▸ Problem details: Read through the data and report every line in which the word "mobilisateurs" occurs.

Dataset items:
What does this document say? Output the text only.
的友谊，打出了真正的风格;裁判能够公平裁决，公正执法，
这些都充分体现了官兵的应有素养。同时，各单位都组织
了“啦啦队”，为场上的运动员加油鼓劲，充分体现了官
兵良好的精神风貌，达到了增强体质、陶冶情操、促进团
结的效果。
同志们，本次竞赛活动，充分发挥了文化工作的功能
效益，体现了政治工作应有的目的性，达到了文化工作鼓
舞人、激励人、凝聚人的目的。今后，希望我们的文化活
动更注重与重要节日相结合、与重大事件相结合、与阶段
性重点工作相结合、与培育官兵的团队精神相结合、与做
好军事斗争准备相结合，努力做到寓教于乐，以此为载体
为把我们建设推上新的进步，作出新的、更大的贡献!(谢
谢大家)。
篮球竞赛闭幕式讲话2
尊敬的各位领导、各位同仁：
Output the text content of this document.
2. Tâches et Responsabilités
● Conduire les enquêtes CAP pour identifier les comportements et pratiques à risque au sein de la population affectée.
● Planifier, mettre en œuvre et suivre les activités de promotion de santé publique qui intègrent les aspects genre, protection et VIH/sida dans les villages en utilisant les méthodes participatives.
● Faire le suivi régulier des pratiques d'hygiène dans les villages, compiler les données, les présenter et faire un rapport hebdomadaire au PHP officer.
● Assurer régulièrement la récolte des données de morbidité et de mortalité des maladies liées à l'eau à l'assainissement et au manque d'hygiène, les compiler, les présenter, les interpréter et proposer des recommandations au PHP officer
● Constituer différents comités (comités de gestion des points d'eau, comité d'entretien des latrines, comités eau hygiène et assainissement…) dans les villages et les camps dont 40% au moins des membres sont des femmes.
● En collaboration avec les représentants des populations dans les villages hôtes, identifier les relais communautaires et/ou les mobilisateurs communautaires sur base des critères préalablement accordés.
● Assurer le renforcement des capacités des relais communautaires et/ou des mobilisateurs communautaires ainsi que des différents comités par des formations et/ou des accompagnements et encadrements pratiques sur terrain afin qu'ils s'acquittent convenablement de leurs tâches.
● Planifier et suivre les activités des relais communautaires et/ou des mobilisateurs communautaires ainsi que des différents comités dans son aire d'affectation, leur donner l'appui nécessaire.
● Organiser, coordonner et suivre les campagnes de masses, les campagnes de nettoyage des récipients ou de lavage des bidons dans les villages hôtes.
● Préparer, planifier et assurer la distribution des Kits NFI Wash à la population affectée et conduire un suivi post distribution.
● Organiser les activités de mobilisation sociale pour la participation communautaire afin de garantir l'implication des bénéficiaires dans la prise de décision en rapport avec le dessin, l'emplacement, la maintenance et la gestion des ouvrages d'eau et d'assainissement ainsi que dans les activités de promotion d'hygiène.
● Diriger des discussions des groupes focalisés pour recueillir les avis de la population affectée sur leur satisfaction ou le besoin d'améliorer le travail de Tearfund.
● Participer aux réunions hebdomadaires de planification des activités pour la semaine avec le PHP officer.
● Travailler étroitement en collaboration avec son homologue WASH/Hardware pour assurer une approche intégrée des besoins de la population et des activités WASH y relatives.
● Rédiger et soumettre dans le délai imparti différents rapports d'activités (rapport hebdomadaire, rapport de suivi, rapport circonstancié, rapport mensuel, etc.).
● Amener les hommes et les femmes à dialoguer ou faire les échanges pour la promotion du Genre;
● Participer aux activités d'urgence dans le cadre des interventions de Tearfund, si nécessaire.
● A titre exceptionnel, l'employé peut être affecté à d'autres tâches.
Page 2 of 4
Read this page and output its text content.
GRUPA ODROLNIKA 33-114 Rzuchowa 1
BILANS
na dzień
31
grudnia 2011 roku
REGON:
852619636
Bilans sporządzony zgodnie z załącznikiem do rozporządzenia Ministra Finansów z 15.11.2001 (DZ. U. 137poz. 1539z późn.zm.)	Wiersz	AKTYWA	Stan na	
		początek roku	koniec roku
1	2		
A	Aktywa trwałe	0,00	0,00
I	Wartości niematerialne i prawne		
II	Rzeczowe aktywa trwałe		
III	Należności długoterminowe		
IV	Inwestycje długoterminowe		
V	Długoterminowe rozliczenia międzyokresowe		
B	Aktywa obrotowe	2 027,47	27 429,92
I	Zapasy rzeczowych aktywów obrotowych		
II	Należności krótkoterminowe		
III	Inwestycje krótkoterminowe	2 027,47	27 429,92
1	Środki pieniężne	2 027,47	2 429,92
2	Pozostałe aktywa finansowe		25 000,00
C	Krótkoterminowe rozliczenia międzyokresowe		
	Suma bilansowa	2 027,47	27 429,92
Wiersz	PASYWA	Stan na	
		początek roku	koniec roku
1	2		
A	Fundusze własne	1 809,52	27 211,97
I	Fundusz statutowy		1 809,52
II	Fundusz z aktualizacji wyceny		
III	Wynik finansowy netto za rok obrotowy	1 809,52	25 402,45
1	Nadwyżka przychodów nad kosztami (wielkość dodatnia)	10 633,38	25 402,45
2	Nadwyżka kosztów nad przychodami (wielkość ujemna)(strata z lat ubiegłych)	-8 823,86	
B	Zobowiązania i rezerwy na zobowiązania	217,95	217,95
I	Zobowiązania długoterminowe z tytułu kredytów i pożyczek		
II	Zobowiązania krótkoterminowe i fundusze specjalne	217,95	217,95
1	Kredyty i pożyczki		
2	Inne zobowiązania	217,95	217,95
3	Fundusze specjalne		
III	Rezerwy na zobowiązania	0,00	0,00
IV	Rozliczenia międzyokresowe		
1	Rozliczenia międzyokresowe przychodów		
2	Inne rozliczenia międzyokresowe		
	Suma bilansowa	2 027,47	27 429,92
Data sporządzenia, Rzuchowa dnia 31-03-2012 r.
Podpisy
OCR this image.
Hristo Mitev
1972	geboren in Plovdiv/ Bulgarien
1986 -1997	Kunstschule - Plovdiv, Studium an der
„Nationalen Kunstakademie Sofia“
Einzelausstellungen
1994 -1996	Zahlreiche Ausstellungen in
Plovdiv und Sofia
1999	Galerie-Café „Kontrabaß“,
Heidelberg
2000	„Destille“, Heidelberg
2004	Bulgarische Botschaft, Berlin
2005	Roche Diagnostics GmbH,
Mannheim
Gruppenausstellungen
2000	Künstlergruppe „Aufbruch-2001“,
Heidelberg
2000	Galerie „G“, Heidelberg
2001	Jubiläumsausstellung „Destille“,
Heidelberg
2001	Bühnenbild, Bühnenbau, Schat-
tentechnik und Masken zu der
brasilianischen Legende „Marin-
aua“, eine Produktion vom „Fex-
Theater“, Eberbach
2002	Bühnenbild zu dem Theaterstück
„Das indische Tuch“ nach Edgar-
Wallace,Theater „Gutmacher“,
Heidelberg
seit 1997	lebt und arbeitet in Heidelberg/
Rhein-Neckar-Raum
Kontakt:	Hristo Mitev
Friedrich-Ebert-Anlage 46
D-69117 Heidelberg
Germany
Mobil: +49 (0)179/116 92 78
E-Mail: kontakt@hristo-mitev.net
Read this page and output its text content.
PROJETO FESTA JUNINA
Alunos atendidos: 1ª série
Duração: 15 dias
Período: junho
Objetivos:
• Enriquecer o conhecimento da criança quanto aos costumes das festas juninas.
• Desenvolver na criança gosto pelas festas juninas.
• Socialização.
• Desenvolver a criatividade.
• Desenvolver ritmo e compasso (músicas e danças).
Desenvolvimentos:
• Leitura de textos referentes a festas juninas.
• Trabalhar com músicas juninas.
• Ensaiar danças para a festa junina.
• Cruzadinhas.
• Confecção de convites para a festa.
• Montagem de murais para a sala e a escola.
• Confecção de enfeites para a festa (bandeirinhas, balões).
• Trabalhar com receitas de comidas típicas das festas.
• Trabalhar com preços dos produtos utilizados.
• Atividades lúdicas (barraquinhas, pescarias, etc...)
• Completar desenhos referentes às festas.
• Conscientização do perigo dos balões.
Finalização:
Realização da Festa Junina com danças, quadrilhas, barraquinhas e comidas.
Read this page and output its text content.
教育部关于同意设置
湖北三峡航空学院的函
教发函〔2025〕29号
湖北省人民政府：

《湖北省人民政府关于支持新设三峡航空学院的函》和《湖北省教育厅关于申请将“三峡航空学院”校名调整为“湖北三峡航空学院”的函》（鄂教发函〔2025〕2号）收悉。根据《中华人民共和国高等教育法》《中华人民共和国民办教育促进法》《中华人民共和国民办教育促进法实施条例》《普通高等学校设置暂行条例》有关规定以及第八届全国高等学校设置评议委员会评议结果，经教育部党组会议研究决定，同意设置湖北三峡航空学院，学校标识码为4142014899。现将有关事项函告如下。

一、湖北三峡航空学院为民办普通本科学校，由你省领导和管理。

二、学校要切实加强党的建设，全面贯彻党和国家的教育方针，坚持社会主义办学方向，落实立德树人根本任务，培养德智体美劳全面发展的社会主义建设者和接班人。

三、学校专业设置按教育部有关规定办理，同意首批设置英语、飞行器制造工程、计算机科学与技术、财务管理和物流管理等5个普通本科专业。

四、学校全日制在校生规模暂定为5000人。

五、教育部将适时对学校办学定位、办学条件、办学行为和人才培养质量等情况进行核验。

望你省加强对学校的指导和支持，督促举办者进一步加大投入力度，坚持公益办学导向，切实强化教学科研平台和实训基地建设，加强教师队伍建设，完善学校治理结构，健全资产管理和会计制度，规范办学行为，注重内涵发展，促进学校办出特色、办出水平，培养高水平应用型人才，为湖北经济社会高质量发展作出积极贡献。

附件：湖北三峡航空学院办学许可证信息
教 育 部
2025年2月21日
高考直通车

▸ Written response:
● En collaboration avec les représentants des populations dans les villages hôtes, identifier les relais communautaires et/ou les mobilisateurs communautaires sur base des critères préalablement accordés.
● Assurer le renforcement des capacités des relais communautaires et/ou des mobilisateurs communautaires ainsi que des différents comités par des formations et/ou des accompagnements et encadrements pratiques sur terrain afin qu'ils s'acquittent convenablement de leurs tâches.
● Planifier et suivre les activités des relais communautaires et/ou des mobilisateurs communautaires ainsi que des différents comités dans son aire d'affectation, leur donner l'appui nécessaire.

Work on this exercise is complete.